### Task to carry out
Quote the records that follow in full and exactly; leave out the pictures.

Dataset items
────────────────
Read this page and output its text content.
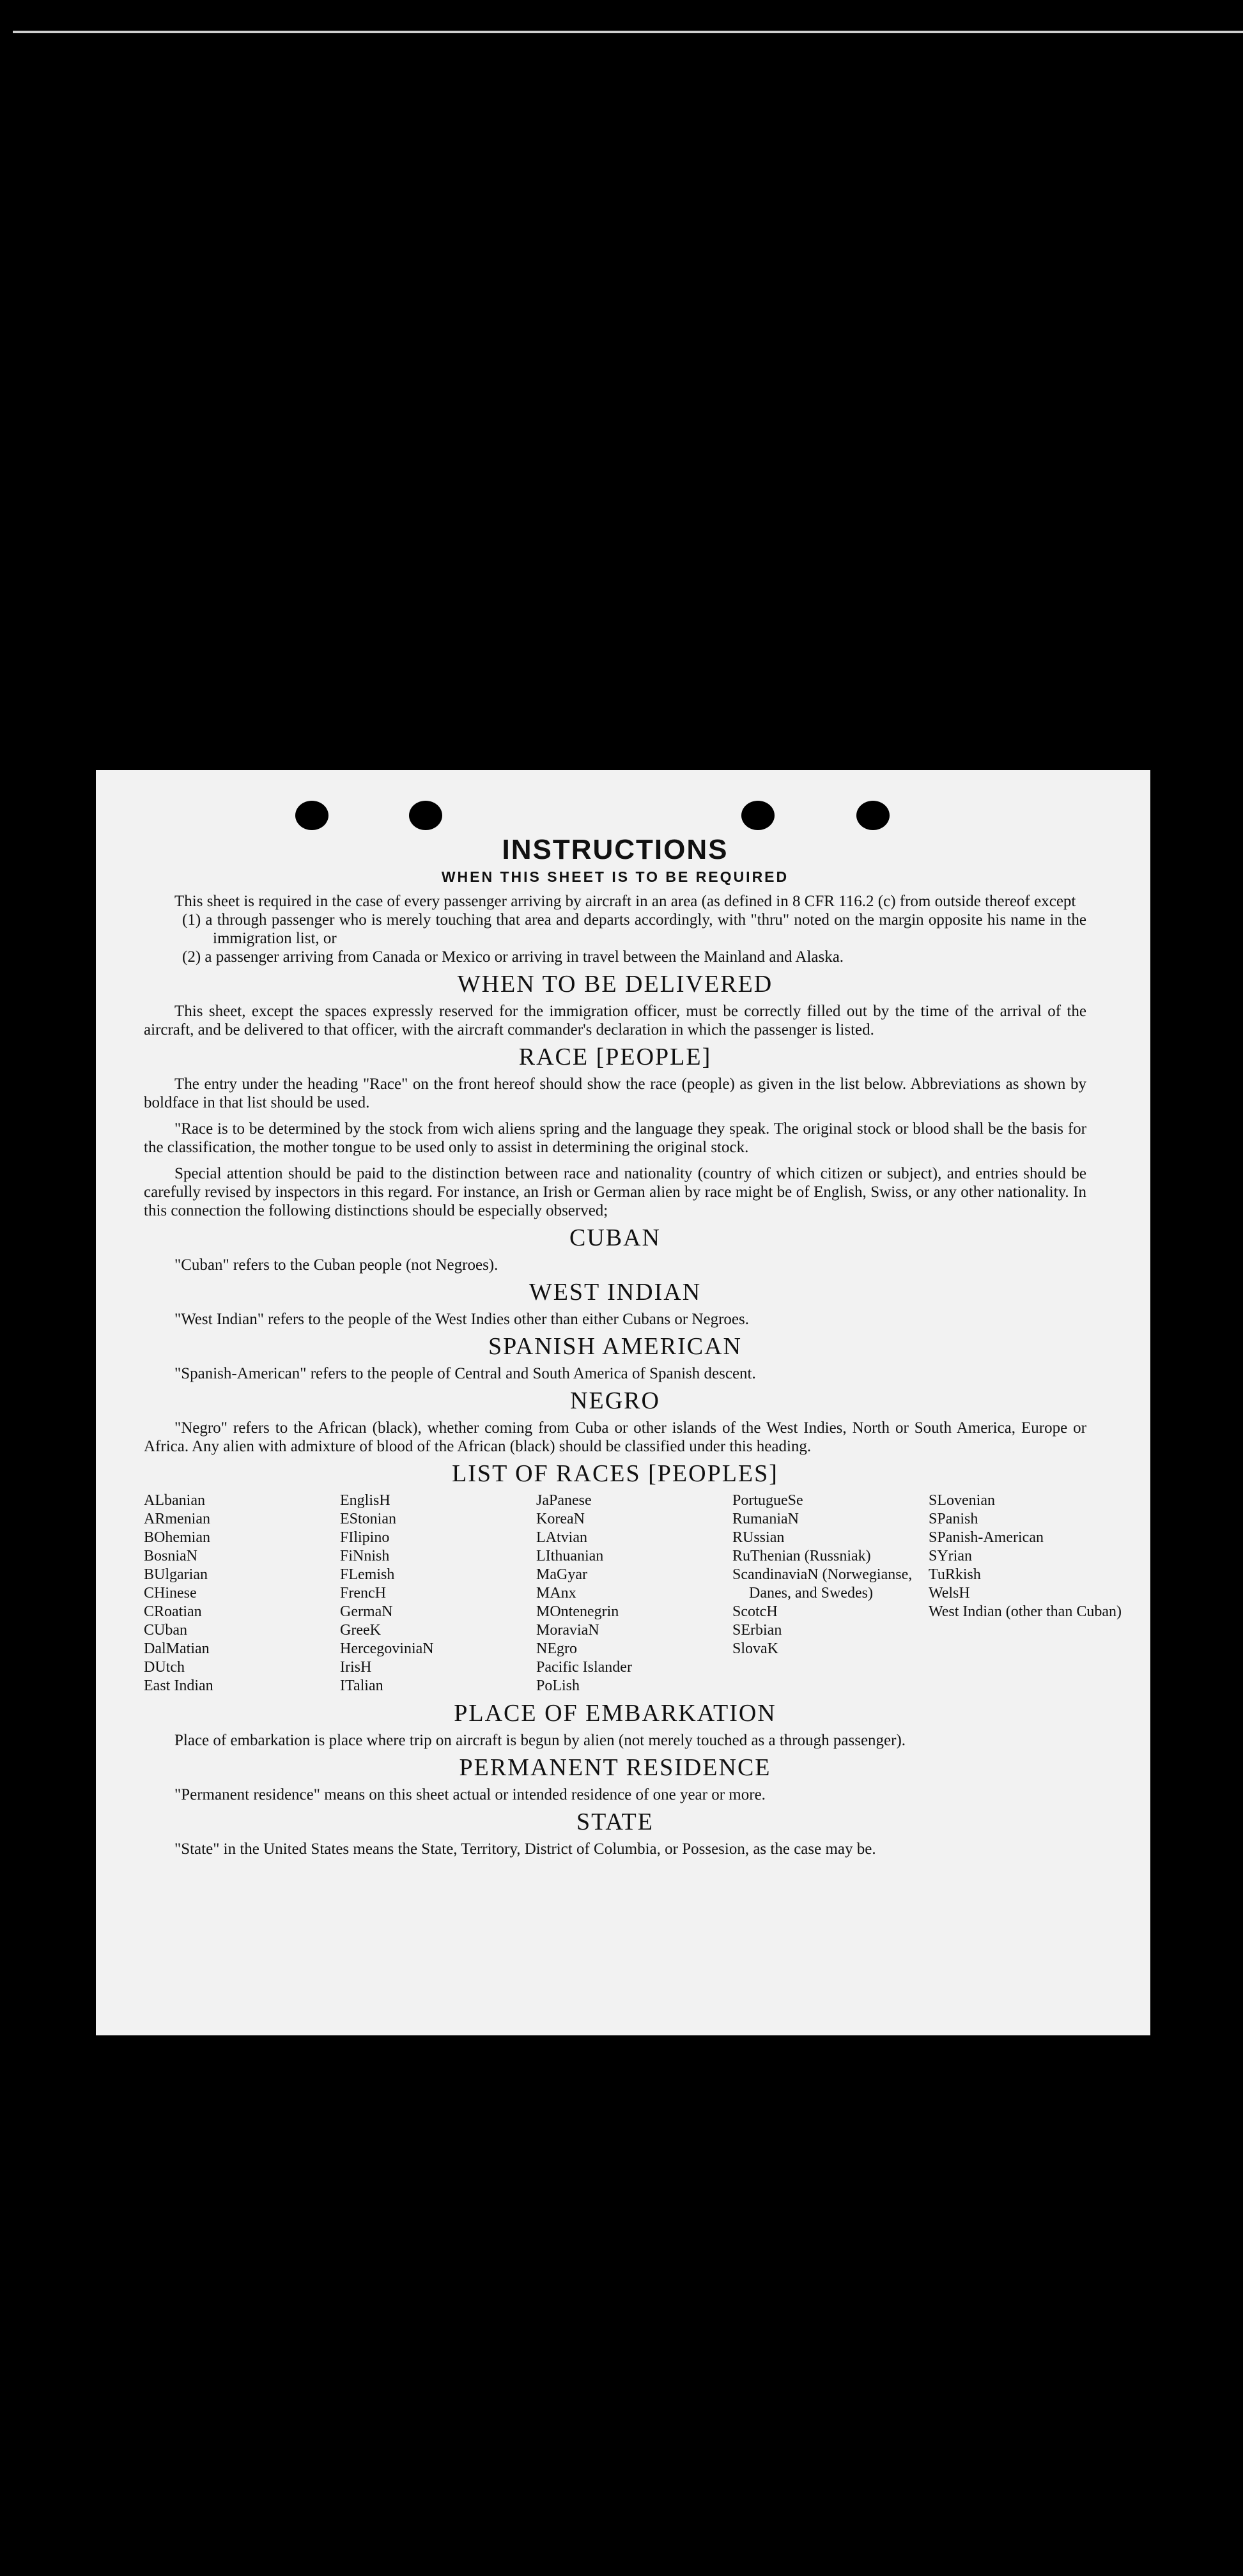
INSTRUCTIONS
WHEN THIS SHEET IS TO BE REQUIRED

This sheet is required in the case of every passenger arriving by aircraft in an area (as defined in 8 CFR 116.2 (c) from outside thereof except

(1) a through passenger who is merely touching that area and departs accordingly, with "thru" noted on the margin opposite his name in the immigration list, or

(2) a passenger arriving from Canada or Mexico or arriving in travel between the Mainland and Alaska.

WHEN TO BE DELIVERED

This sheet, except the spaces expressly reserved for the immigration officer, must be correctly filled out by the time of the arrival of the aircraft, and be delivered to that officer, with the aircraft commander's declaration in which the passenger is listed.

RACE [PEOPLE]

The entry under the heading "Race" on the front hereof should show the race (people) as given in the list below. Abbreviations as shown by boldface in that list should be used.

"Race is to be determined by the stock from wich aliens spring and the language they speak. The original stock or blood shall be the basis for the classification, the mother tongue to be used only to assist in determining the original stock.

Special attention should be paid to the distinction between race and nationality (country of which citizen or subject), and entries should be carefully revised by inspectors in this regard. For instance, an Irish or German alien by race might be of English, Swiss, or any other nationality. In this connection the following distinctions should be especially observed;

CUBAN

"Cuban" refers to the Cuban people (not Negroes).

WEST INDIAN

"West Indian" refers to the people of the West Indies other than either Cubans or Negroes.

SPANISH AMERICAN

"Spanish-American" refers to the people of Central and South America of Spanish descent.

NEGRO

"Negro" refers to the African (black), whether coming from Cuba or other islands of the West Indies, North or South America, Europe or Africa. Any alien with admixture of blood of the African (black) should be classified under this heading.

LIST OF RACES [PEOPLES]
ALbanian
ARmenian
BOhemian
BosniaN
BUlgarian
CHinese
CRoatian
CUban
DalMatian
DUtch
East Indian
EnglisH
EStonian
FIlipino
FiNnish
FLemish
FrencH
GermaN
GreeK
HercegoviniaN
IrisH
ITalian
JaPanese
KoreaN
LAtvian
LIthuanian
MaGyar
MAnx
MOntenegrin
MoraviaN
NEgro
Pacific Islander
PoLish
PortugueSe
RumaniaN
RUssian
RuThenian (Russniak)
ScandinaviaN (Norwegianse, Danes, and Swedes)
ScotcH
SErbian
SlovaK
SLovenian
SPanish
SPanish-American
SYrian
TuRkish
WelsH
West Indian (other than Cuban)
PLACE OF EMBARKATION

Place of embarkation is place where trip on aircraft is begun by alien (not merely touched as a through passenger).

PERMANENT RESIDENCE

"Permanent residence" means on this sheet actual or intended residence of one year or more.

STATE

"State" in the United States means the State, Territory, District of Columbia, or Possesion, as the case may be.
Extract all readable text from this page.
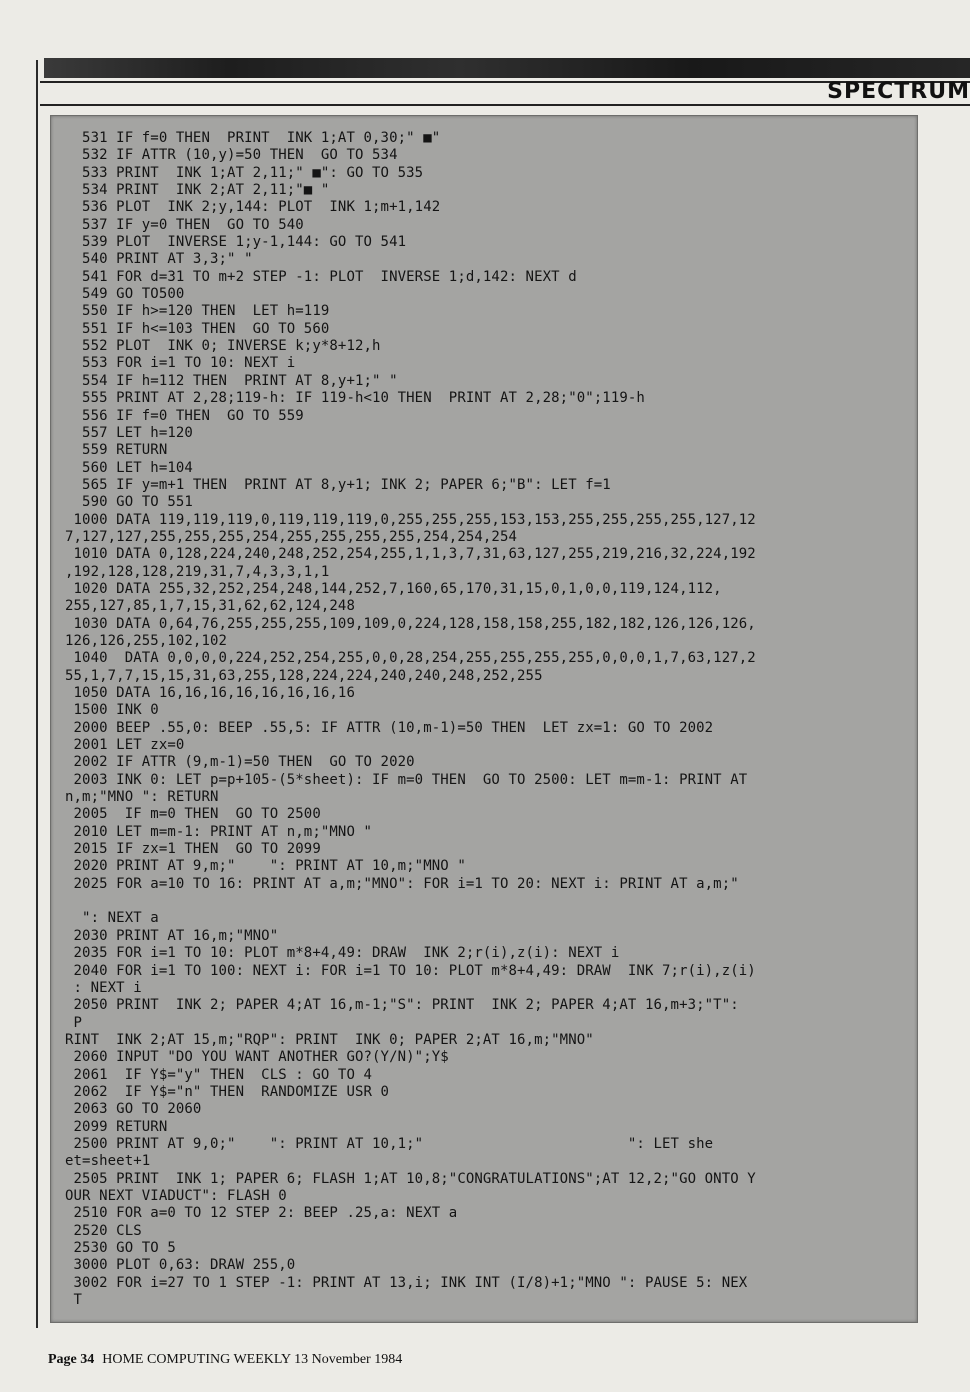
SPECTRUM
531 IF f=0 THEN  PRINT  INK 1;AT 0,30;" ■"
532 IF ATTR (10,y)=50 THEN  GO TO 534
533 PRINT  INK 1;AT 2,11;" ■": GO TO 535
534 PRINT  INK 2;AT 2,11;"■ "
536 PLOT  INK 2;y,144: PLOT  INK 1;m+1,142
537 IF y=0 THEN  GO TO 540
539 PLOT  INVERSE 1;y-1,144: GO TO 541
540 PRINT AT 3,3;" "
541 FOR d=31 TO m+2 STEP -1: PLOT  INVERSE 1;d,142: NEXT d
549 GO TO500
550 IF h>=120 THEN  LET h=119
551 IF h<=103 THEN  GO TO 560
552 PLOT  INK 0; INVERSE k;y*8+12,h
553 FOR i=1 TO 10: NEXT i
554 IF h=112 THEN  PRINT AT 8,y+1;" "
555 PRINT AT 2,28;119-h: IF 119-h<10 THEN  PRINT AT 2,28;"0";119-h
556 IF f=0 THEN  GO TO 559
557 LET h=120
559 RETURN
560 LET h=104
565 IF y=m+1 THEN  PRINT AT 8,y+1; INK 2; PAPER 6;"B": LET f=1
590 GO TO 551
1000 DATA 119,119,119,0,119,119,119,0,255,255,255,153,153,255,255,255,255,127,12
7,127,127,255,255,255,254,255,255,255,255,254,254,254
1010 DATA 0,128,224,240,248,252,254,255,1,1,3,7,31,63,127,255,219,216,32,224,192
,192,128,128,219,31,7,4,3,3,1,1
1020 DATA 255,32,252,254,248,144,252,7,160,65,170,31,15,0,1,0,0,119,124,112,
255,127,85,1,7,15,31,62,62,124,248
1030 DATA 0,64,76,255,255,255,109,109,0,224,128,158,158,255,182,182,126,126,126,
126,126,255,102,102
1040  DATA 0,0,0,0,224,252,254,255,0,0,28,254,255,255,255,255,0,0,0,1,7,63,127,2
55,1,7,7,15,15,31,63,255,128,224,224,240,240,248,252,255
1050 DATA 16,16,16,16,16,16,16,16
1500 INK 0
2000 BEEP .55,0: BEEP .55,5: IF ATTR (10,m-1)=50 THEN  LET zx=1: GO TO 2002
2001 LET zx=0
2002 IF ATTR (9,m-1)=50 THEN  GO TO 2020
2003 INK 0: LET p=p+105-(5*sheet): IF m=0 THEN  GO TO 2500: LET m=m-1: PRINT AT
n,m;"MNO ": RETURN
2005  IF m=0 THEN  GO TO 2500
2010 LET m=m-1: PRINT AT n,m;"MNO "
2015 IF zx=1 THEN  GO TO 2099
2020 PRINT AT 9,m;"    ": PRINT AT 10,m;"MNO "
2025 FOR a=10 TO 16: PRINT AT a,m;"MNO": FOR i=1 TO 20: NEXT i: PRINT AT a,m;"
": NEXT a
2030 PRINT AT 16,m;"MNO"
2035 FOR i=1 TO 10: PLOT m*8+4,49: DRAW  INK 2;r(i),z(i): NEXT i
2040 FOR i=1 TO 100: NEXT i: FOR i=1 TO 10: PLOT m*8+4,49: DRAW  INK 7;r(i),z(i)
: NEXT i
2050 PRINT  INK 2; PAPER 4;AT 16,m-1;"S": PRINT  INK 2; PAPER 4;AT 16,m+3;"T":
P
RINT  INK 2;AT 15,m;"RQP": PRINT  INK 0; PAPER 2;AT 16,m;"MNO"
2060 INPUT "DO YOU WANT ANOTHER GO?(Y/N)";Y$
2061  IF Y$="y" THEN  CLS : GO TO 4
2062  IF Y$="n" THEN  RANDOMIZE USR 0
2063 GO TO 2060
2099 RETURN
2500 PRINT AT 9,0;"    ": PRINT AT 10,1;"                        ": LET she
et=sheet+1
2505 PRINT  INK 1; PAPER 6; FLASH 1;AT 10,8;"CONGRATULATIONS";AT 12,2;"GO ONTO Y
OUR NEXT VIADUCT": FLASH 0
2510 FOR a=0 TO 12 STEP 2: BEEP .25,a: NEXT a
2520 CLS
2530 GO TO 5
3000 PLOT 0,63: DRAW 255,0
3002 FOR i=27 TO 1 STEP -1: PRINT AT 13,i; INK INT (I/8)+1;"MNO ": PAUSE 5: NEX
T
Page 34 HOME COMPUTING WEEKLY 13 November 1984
────────────────
### Completed exercise
Read this page and output its text content.
INSTRUCTIONS
WHEN THIS SHEET IS TO BE REQUIRED

This sheet is required in the case of every passenger arriving by aircraft in an area (as defined in 8 CFR 116.2 (c) from outside thereof except

(1) a through passenger who is merely touching that area and departs accordingly, with "thru" noted on the margin opposite his name in the immigration list, or

(2) a passenger arriving from Canada or Mexico or arriving in travel between the Mainland and Alaska.

WHEN TO BE DELIVERED

This sheet, except the spaces expressly reserved for the immigration officer, must be correctly filled out by the time of the arrival of the aircraft, and be delivered to that officer, with the aircraft commander's declaration in which the passenger is listed.

RACE [PEOPLE]

The entry under the heading "Race" on the front hereof should show the race (people) as given in the list below. Abbreviations as shown by boldface in that list should be used.

"Race is to be determined by the stock from wich aliens spring and the language they speak. The original stock or blood shall be the basis for the classification, the mother tongue to be used only to assist in determining the original stock.

Special attention should be paid to the distinction between race and nationality (country of which citizen or subject), and entries should be carefully revised by inspectors in this regard. For instance, an Irish or German alien by race might be of English, Swiss, or any other nationality. In this connection the following distinctions should be especially observed;

CUBAN

"Cuban" refers to the Cuban people (not Negroes).

WEST INDIAN

"West Indian" refers to the people of the West Indies other than either Cubans or Negroes.

SPANISH AMERICAN

"Spanish-American" refers to the people of Central and South America of Spanish descent.

NEGRO

"Negro" refers to the African (black), whether coming from Cuba or other islands of the West Indies, North or South America, Europe or Africa. Any alien with admixture of blood of the African (black) should be classified under this heading.

LIST OF RACES [PEOPLES]
ALbanian
ARmenian
BOhemian
BosniaN
BUlgarian
CHinese
CRoatian
CUban
DalMatian
DUtch
East Indian
EnglisH
EStonian
FIlipino
FiNnish
FLemish
FrencH
GermaN
GreeK
HercegoviniaN
IrisH
ITalian
JaPanese
KoreaN
LAtvian
LIthuanian
MaGyar
MAnx
MOntenegrin
MoraviaN
NEgro
Pacific Islander
PoLish
PortugueSe
RumaniaN
RUssian
RuThenian (Russniak)
ScandinaviaN (Norwegianse, Danes, and Swedes)
ScotcH
SErbian
SlovaK
SLovenian
SPanish
SPanish-American
SYrian
TuRkish
WelsH
West Indian (other than Cuban)
PLACE OF EMBARKATION

Place of embarkation is place where trip on aircraft is begun by alien (not merely touched as a through passenger).

PERMANENT RESIDENCE

"Permanent residence" means on this sheet actual or intended residence of one year or more.

STATE

"State" in the United States means the State, Territory, District of Columbia, or Possesion, as the case may be.
Extract all readable text from this page.
SPECTRUM
531 IF f=0 THEN  PRINT  INK 1;AT 0,30;" ■"
532 IF ATTR (10,y)=50 THEN  GO TO 534
533 PRINT  INK 1;AT 2,11;" ■": GO TO 535
534 PRINT  INK 2;AT 2,11;"■ "
536 PLOT  INK 2;y,144: PLOT  INK 1;m+1,142
537 IF y=0 THEN  GO TO 540
539 PLOT  INVERSE 1;y-1,144: GO TO 541
540 PRINT AT 3,3;" "
541 FOR d=31 TO m+2 STEP -1: PLOT  INVERSE 1;d,142: NEXT d
549 GO TO500
550 IF h>=120 THEN  LET h=119
551 IF h<=103 THEN  GO TO 560
552 PLOT  INK 0; INVERSE k;y*8+12,h
553 FOR i=1 TO 10: NEXT i
554 IF h=112 THEN  PRINT AT 8,y+1;" "
555 PRINT AT 2,28;119-h: IF 119-h<10 THEN  PRINT AT 2,28;"0";119-h
556 IF f=0 THEN  GO TO 559
557 LET h=120
559 RETURN
560 LET h=104
565 IF y=m+1 THEN  PRINT AT 8,y+1; INK 2; PAPER 6;"B": LET f=1
590 GO TO 551
1000 DATA 119,119,119,0,119,119,119,0,255,255,255,153,153,255,255,255,255,127,12
7,127,127,255,255,255,254,255,255,255,255,254,254,254
1010 DATA 0,128,224,240,248,252,254,255,1,1,3,7,31,63,127,255,219,216,32,224,192
,192,128,128,219,31,7,4,3,3,1,1
1020 DATA 255,32,252,254,248,144,252,7,160,65,170,31,15,0,1,0,0,119,124,112,
255,127,85,1,7,15,31,62,62,124,248
1030 DATA 0,64,76,255,255,255,109,109,0,224,128,158,158,255,182,182,126,126,126,
126,126,255,102,102
1040  DATA 0,0,0,0,224,252,254,255,0,0,28,254,255,255,255,255,0,0,0,1,7,63,127,2
55,1,7,7,15,15,31,63,255,128,224,224,240,240,248,252,255
1050 DATA 16,16,16,16,16,16,16,16
1500 INK 0
2000 BEEP .55,0: BEEP .55,5: IF ATTR (10,m-1)=50 THEN  LET zx=1: GO TO 2002
2001 LET zx=0
2002 IF ATTR (9,m-1)=50 THEN  GO TO 2020
2003 INK 0: LET p=p+105-(5*sheet): IF m=0 THEN  GO TO 2500: LET m=m-1: PRINT AT
n,m;"MNO ": RETURN
2005  IF m=0 THEN  GO TO 2500
2010 LET m=m-1: PRINT AT n,m;"MNO "
2015 IF zx=1 THEN  GO TO 2099
2020 PRINT AT 9,m;"    ": PRINT AT 10,m;"MNO "
2025 FOR a=10 TO 16: PRINT AT a,m;"MNO": FOR i=1 TO 20: NEXT i: PRINT AT a,m;"
": NEXT a
2030 PRINT AT 16,m;"MNO"
2035 FOR i=1 TO 10: PLOT m*8+4,49: DRAW  INK 2;r(i),z(i): NEXT i
2040 FOR i=1 TO 100: NEXT i: FOR i=1 TO 10: PLOT m*8+4,49: DRAW  INK 7;r(i),z(i)
: NEXT i
2050 PRINT  INK 2; PAPER 4;AT 16,m-1;"S": PRINT  INK 2; PAPER 4;AT 16,m+3;"T":
P
RINT  INK 2;AT 15,m;"RQP": PRINT  INK 0; PAPER 2;AT 16,m;"MNO"
2060 INPUT "DO YOU WANT ANOTHER GO?(Y/N)";Y$
2061  IF Y$="y" THEN  CLS : GO TO 4
2062  IF Y$="n" THEN  RANDOMIZE USR 0
2063 GO TO 2060
2099 RETURN
2500 PRINT AT 9,0;"    ": PRINT AT 10,1;"                        ": LET she
et=sheet+1
2505 PRINT  INK 1; PAPER 6; FLASH 1;AT 10,8;"CONGRATULATIONS";AT 12,2;"GO ONTO Y
OUR NEXT VIADUCT": FLASH 0
2510 FOR a=0 TO 12 STEP 2: BEEP .25,a: NEXT a
2520 CLS
2530 GO TO 5
3000 PLOT 0,63: DRAW 255,0
3002 FOR i=27 TO 1 STEP -1: PRINT AT 13,i; INK INT (I/8)+1;"MNO ": PAUSE 5: NEX
T
Page 34 HOME COMPUTING WEEKLY 13 November 1984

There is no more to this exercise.